_Task goal_. From the listing below, select every line where the word "text" appears.

_Input data_.

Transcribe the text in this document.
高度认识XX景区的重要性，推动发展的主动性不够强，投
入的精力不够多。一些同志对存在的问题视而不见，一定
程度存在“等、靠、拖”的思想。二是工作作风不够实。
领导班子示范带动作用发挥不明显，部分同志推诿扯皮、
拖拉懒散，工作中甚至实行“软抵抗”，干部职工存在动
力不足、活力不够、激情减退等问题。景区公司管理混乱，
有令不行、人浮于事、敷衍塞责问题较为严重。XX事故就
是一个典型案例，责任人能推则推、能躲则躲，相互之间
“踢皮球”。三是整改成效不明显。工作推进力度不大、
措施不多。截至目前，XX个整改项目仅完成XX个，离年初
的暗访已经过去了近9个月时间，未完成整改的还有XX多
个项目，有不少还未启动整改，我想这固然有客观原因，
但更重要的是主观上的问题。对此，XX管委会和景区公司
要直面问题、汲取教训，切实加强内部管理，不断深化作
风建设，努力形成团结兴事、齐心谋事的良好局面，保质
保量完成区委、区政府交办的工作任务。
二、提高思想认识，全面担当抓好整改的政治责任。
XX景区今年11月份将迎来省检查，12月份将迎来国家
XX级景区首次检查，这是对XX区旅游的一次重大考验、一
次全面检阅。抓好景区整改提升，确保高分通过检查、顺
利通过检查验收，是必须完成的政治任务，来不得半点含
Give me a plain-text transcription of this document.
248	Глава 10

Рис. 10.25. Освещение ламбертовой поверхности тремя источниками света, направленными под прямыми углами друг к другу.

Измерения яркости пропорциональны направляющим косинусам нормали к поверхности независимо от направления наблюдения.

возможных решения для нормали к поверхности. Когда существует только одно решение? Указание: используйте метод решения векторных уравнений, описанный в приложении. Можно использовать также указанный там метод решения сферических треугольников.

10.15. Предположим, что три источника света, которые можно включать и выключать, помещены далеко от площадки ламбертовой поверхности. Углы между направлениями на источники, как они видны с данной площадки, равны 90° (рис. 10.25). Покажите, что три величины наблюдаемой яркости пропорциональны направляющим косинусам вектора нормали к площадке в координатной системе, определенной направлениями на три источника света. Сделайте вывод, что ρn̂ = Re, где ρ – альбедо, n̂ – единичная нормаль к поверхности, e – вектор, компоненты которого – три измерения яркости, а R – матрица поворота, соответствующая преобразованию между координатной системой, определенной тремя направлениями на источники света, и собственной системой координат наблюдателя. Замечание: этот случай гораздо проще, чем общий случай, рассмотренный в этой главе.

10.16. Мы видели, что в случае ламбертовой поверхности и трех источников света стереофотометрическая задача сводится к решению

_Task output_.
Transcribe the text in this document.
Give me a plain-text transcription of this document.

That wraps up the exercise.